[Exercise aim]: Find the word "SRMTID" in the material below and gather every line that contains it.

[Records supplied]:

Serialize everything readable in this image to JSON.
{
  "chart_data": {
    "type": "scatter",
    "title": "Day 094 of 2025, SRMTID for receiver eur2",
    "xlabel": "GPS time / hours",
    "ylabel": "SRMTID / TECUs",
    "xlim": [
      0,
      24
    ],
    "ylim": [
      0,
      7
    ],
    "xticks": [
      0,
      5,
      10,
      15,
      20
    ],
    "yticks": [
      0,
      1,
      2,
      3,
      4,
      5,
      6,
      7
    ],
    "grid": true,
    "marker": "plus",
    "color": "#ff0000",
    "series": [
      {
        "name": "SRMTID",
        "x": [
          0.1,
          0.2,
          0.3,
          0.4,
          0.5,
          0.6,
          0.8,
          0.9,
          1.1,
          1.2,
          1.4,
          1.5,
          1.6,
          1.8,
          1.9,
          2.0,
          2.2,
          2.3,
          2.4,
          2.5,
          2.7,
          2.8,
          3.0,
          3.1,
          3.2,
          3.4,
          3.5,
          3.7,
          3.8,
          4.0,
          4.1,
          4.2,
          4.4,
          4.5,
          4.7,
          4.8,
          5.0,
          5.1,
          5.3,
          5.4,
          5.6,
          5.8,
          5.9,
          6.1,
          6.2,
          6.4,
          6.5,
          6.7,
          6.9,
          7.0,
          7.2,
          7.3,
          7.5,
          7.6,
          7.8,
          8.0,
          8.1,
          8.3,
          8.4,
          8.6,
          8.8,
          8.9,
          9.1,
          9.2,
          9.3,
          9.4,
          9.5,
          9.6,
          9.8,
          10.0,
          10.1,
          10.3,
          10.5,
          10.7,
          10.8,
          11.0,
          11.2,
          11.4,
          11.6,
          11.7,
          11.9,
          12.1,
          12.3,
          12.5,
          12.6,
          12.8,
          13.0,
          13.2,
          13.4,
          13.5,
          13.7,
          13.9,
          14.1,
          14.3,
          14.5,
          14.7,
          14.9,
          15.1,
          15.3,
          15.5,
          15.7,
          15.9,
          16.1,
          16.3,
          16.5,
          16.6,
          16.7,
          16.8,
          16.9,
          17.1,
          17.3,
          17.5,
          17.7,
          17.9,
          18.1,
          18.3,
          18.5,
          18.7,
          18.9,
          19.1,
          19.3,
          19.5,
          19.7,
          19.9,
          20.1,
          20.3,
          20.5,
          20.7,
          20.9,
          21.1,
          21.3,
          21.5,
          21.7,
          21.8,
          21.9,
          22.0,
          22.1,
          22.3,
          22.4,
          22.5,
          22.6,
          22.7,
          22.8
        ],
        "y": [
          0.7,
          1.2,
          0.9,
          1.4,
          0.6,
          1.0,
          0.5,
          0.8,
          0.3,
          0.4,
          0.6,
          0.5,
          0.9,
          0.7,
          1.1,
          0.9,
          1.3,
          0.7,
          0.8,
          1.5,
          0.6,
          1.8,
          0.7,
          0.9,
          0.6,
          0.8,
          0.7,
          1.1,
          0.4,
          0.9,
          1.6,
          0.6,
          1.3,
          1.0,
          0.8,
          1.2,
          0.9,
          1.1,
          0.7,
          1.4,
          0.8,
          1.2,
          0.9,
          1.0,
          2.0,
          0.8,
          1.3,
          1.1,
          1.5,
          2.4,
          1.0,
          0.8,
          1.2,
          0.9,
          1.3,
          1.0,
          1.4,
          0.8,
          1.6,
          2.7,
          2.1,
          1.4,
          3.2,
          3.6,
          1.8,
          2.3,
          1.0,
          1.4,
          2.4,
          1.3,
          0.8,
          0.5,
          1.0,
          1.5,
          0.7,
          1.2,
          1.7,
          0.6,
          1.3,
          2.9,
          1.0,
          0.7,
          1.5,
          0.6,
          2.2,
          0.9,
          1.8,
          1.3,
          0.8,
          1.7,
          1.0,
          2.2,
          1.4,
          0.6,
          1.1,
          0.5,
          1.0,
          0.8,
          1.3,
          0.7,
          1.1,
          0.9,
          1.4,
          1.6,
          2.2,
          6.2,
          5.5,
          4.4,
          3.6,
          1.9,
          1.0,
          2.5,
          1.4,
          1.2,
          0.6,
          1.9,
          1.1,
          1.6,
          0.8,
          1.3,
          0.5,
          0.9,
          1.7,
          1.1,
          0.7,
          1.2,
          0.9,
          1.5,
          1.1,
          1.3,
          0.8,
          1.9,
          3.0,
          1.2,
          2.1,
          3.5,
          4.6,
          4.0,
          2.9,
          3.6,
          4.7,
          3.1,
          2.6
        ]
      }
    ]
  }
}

[Task response]:
    "title": "Day 094 of 2025, SRMTID for receiver eur2",
    "ylabel": "SRMTID / TECUs",
        "name": "SRMTID",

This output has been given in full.